Your task:
Transcribe the entries below exactly.

Supplied records:
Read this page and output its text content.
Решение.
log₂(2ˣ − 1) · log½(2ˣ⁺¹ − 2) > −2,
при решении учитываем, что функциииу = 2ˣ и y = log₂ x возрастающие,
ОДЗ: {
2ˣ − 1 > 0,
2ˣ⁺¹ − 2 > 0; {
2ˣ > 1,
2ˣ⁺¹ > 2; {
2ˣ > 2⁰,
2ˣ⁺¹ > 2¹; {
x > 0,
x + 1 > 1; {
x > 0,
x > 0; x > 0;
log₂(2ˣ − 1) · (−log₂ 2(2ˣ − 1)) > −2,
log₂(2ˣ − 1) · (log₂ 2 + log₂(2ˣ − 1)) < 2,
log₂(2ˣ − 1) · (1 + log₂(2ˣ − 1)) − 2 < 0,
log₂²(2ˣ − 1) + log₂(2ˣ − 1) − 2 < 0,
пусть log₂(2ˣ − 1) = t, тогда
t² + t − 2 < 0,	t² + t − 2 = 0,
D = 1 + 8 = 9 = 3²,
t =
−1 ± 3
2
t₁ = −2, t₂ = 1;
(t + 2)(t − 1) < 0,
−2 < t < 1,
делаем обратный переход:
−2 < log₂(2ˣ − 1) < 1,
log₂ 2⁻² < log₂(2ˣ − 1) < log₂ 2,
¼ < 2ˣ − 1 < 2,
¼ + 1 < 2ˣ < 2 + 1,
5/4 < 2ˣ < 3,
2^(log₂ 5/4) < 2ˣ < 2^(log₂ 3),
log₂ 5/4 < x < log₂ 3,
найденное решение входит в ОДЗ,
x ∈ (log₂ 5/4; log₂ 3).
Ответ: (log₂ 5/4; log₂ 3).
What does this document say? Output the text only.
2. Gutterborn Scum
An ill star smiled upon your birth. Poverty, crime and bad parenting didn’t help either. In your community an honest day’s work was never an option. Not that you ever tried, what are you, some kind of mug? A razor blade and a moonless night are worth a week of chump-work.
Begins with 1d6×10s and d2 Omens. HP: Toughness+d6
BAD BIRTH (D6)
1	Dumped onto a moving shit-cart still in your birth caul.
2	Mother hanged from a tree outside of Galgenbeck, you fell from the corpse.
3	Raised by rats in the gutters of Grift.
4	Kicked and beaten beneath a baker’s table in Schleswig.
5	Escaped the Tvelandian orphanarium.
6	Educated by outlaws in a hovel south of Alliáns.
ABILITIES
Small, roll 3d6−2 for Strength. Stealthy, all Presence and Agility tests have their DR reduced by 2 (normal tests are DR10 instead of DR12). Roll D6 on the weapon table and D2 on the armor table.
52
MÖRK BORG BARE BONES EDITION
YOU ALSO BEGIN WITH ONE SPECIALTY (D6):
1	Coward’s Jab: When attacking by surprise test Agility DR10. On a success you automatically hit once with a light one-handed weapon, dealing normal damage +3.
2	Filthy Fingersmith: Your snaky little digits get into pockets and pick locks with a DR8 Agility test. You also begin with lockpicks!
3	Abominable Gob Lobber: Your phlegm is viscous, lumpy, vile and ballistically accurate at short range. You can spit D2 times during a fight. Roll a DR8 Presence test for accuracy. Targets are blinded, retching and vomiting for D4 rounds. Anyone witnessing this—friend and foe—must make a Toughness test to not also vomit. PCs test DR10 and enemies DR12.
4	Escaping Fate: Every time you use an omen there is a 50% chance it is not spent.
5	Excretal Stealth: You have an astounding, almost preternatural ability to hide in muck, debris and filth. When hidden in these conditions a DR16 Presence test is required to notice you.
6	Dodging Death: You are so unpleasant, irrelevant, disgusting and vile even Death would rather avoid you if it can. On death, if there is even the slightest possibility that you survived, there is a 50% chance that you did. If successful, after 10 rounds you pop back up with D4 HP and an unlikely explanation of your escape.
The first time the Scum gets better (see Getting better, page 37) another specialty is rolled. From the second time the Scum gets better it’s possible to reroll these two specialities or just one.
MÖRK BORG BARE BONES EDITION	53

Task response:
Read this page and output its text content.
Решение.
log₂(2ˣ − 1) · log½(2ˣ⁺¹ − 2) > −2,
при решении учитываем, что функциииу = 2ˣ и y = log₂ x возрастающие,
ОДЗ: {
2ˣ − 1 > 0,
2ˣ⁺¹ − 2 > 0; {
2ˣ > 1,
2ˣ⁺¹ > 2; {
2ˣ > 2⁰,
2ˣ⁺¹ > 2¹; {
x > 0,
x + 1 > 1; {
x > 0,
x > 0; x > 0;
log₂(2ˣ − 1) · (−log₂ 2(2ˣ − 1)) > −2,
log₂(2ˣ − 1) · (log₂ 2 + log₂(2ˣ − 1)) < 2,
log₂(2ˣ − 1) · (1 + log₂(2ˣ − 1)) − 2 < 0,
log₂²(2ˣ − 1) + log₂(2ˣ − 1) − 2 < 0,
пусть log₂(2ˣ − 1) = t, тогда
t² + t − 2 < 0,	t² + t − 2 = 0,
D = 1 + 8 = 9 = 3²,
t =
−1 ± 3
2
t₁ = −2, t₂ = 1;
(t + 2)(t − 1) < 0,
−2 < t < 1,
делаем обратный переход:
−2 < log₂(2ˣ − 1) < 1,
log₂ 2⁻² < log₂(2ˣ − 1) < log₂ 2,
¼ < 2ˣ − 1 < 2,
¼ + 1 < 2ˣ < 2 + 1,
5/4 < 2ˣ < 3,
2^(log₂ 5/4) < 2ˣ < 2^(log₂ 3),
log₂ 5/4 < x < log₂ 3,
найденное решение входит в ОДЗ,
x ∈ (log₂ 5/4; log₂ 3).
Ответ: (log₂ 5/4; log₂ 3).
What does this document say? Output the text only.
2. Gutterborn Scum
An ill star smiled upon your birth. Poverty, crime and bad parenting didn’t help either. In your community an honest day’s work was never an option. Not that you ever tried, what are you, some kind of mug? A razor blade and a moonless night are worth a week of chump-work.
Begins with 1d6×10s and d2 Omens. HP: Toughness+d6
BAD BIRTH (D6)
1	Dumped onto a moving shit-cart still in your birth caul.
2	Mother hanged from a tree outside of Galgenbeck, you fell from the corpse.
3	Raised by rats in the gutters of Grift.
4	Kicked and beaten beneath a baker’s table in Schleswig.
5	Escaped the Tvelandian orphanarium.
6	Educated by outlaws in a hovel south of Alliáns.
ABILITIES
Small, roll 3d6−2 for Strength. Stealthy, all Presence and Agility tests have their DR reduced by 2 (normal tests are DR10 instead of DR12). Roll D6 on the weapon table and D2 on the armor table.
52
MÖRK BORG BARE BONES EDITION
YOU ALSO BEGIN WITH ONE SPECIALTY (D6):
1	Coward’s Jab: When attacking by surprise test Agility DR10. On a success you automatically hit once with a light one-handed weapon, dealing normal damage +3.
2	Filthy Fingersmith: Your snaky little digits get into pockets and pick locks with a DR8 Agility test. You also begin with lockpicks!
3	Abominable Gob Lobber: Your phlegm is viscous, lumpy, vile and ballistically accurate at short range. You can spit D2 times during a fight. Roll a DR8 Presence test for accuracy. Targets are blinded, retching and vomiting for D4 rounds. Anyone witnessing this—friend and foe—must make a Toughness test to not also vomit. PCs test DR10 and enemies DR12.
4	Escaping Fate: Every time you use an omen there is a 50% chance it is not spent.
5	Excretal Stealth: You have an astounding, almost preternatural ability to hide in muck, debris and filth. When hidden in these conditions a DR16 Presence test is required to notice you.
6	Dodging Death: You are so unpleasant, irrelevant, disgusting and vile even Death would rather avoid you if it can. On death, if there is even the slightest possibility that you survived, there is a 50% chance that you did. If successful, after 10 rounds you pop back up with D4 HP and an unlikely explanation of your escape.
The first time the Scum gets better (see Getting better, page 37) another specialty is rolled. From the second time the Scum gets better it’s possible to reroll these two specialities or just one.
MÖRK BORG BARE BONES EDITION	53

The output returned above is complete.